TEXTO FORNECIDO -

——————————

Chegou de mansinho e ainda antes de muitos saberem quem era a nova diretora dos Serviços de Ação Social da Universidade do Porto (SASUP), Cristina Jacinto já estava a dar que falar. A 15 de setembro, a instauração da nova refeição social nas cantinas da Universidade do Porto (composta por pão e prato principal por apenas 1,95 euros) fez headlines e gerou burburinho, por bons e maus motivos.

O que muitos não sabem é que esta proposta surgiu diretamente dos estudantes, “num pedido reiterado” pelo Conselho de Ação Social, pelas Associações de Estudantes e pela Federação Académica do Porto (FAP), numa das primeiras reuniões que teve quando chegou aos SASUP.

Perfil

Ana Cristina Jacinto Silva é, desde 1 de setembro, a nova diretora dos Serviços de Ação Social da Universidade do Porto. Com “uma longa experiência nesta área”, foi subdiretora geral da Direção-Geral do Ensino Superior (DGES) e liderou os serviços de Ação Social da mesma instituição, onde apostou na “desburocratização” e esteve “na origem do projeto da plataforma de atribuição de bolsas” que hoje existe. É licenciada em História, mestre em Economia e Gestão de Ciência e Tecnologia e formada em Estudos Avançados em Estatística e Gestão da Informação. Quase sempre ligada ao Ensino Superior, passou ainda pelo Fundo de Apoio ao Estudante “na altura em que as pessoas entregavam 60 papéis para se candidatarem a uma bolsa”. “Uma loucura”, lembra. Sucede João Carvalho, que liderou os SASUP nos últimos 30 anos.

——————————

MATERIAL FORNECIDO -
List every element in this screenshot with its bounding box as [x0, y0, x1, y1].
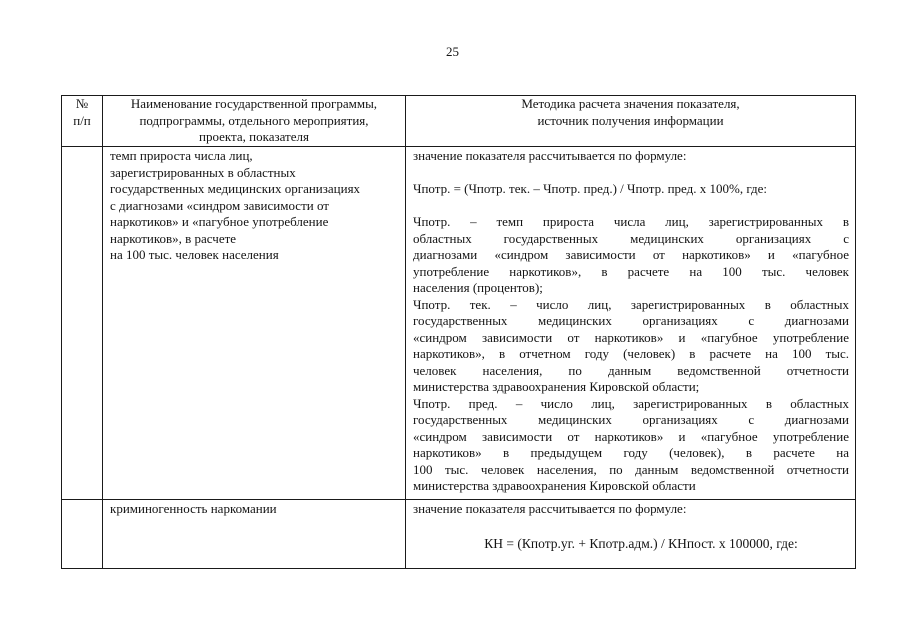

——————————

INSTRUÇÕES DO EXERCÍCIO -
#1 Responde a estas perguntas com base no texto fornecido:
(a) Qual é o preço da nova refeição social nas cantinas da Universidade do Porto?
(b) Desde que data é Cristina Jacinto a diretora dos SASUP?
(c) Quem liderou os SASUP nos últimos 30 anos?
#2 Transcreve fielmente a passagem do texto fornecido desde "Ana Cristina Jacinto" até "últimos 30 anos.", inclusive.

CONJUNTO DE RESPOSTAS -
#1
(a) 1,95 euros.
(b) Desde 1 de setembro.
(c) João Carvalho.

#2
Ana Cristina Jacinto Silva é, desde 1 de setembro, a nova diretora dos Serviços de Ação Social da Universidade do Porto. Com “uma longa experiência nesta área”, foi subdiretora geral da Direção-Geral do Ensino Superior (DGES) e liderou os serviços de Ação Social da mesma instituição, onde apostou na “desburocratização” e esteve “na origem do projeto da plataforma de atribuição de bolsas” que hoje existe. É licenciada em História, mestre em Economia e Gestão de Ciência e Tecnologia e formada em Estudos Avançados em Estatística e Gestão da Informação. Quase sempre ligada ao Ensino Superior, passou ainda pelo Fundo de Apoio ao Estudante “na altura em que as pessoas entregavam 60 papéis para se candidatarem a uma bolsa”. “Uma loucura”, lembra. Sucede João Carvalho, que liderou os SASUP nos últimos 30 anos.